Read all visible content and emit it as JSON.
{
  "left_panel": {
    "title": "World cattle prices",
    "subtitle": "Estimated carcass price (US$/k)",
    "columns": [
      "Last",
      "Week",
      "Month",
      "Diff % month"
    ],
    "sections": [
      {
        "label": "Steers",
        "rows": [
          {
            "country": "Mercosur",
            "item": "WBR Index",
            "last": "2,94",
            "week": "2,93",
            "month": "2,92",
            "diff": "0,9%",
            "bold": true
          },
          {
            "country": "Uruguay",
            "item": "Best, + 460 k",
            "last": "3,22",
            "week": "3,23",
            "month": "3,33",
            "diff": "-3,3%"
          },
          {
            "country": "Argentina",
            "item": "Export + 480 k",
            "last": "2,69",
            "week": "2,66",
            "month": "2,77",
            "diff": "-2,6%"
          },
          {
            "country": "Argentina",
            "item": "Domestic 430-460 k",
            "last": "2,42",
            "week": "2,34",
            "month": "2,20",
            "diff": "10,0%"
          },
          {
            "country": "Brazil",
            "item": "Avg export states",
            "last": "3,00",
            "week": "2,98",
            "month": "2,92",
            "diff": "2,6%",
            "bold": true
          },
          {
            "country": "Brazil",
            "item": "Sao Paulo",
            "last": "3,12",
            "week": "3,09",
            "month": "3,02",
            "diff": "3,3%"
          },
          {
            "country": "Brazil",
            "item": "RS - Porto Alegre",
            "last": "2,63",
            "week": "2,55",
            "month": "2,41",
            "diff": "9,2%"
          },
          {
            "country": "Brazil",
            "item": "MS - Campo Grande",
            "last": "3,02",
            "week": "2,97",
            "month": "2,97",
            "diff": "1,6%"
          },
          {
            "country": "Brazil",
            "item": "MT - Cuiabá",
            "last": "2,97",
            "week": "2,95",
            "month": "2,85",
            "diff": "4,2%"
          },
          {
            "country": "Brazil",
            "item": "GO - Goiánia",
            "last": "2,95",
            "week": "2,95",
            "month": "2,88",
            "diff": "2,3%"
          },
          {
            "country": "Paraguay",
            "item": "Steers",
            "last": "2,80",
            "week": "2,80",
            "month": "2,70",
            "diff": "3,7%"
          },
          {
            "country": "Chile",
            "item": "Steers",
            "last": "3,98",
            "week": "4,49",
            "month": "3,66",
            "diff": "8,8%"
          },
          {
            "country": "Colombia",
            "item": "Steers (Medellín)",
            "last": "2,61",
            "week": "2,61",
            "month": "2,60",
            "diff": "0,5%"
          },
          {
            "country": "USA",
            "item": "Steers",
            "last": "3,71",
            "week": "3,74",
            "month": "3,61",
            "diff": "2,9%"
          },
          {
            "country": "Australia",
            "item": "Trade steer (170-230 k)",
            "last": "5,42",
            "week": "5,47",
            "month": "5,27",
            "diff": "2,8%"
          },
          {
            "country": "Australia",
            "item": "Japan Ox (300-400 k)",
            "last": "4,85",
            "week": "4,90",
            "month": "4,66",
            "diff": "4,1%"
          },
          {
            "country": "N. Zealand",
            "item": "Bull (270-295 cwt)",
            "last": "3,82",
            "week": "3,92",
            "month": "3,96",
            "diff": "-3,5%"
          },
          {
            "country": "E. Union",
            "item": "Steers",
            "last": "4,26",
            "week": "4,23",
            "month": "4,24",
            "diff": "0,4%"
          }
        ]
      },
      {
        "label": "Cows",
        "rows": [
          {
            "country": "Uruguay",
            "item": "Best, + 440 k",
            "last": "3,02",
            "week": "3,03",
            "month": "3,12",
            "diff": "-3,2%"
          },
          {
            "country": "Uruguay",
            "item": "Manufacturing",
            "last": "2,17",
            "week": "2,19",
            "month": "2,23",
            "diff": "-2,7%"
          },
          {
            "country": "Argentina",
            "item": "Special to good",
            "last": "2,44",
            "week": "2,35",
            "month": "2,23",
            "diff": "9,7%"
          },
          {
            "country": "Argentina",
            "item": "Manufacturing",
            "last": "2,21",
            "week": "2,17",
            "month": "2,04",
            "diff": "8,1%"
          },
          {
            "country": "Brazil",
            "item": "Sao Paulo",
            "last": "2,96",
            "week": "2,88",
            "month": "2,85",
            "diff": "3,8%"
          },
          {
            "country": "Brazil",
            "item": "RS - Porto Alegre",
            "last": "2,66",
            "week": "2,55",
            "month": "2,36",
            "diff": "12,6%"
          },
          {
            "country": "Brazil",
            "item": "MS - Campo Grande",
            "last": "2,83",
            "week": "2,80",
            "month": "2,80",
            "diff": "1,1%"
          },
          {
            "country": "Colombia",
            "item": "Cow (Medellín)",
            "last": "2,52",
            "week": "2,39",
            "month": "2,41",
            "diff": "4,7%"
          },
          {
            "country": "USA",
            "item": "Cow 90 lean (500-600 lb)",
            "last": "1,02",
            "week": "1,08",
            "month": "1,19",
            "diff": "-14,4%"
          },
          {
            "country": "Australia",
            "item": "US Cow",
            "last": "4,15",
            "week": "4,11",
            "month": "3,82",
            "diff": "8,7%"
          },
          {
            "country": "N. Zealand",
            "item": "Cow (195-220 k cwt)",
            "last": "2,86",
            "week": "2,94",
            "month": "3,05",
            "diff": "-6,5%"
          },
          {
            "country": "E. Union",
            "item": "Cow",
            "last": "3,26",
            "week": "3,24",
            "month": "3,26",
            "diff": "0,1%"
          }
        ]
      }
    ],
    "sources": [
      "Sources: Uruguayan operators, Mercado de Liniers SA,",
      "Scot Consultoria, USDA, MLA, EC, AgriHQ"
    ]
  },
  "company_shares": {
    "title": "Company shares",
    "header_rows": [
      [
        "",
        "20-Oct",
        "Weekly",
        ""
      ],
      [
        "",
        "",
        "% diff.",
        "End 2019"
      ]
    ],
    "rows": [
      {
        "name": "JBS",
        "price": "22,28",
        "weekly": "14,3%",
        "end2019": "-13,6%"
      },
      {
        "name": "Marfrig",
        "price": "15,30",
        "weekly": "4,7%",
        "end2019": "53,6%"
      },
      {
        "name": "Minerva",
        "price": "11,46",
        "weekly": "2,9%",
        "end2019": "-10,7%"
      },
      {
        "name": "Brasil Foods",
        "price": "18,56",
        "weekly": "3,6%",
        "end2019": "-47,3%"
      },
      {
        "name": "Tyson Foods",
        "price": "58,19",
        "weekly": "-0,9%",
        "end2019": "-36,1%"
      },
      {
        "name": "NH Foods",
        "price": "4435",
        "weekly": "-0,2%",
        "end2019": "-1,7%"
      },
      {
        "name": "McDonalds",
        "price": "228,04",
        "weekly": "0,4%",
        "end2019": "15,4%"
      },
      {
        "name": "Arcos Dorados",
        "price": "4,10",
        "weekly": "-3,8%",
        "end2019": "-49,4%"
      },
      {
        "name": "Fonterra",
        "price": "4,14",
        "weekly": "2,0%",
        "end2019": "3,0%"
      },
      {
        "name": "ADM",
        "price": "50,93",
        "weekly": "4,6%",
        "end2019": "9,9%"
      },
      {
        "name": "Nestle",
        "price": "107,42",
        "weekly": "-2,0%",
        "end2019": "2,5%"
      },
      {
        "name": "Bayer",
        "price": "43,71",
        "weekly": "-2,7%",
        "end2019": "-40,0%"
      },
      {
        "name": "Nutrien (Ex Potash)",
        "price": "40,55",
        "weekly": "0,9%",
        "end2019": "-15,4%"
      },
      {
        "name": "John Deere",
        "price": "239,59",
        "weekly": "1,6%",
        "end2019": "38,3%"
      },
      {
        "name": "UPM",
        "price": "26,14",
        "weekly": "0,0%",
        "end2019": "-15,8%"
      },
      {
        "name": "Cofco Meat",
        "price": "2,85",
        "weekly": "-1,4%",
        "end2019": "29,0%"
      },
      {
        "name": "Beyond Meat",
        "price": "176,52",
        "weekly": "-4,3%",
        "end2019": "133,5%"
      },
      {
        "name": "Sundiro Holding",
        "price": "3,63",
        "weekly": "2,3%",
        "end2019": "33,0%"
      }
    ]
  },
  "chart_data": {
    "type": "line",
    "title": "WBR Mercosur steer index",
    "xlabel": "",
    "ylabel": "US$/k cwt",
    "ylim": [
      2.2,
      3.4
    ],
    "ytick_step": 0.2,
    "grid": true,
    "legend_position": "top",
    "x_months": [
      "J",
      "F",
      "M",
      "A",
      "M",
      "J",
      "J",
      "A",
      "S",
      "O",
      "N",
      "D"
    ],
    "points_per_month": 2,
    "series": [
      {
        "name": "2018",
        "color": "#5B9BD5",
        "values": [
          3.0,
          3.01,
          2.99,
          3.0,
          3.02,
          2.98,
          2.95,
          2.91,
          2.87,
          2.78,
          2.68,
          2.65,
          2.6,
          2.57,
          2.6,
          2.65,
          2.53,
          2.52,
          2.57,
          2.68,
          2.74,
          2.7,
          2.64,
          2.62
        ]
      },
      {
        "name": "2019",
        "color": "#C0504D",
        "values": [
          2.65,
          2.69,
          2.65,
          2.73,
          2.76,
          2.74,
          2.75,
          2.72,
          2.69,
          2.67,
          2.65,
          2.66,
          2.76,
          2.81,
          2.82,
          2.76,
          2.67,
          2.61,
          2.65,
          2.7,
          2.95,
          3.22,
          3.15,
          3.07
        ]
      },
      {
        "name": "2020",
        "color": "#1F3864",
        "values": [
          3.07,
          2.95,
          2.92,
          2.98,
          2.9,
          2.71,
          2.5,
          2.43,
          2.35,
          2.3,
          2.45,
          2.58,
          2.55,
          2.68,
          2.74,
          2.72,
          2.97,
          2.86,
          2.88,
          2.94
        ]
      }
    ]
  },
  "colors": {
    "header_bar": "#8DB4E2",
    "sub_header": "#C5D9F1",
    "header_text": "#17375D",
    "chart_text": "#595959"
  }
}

- Task directions -
Your task is to gather every line with the word "Foods" and copy it.

- Answer to this problem -
        "name": "Brasil Foods",
        "name": "Tyson Foods",
        "name": "NH Foods",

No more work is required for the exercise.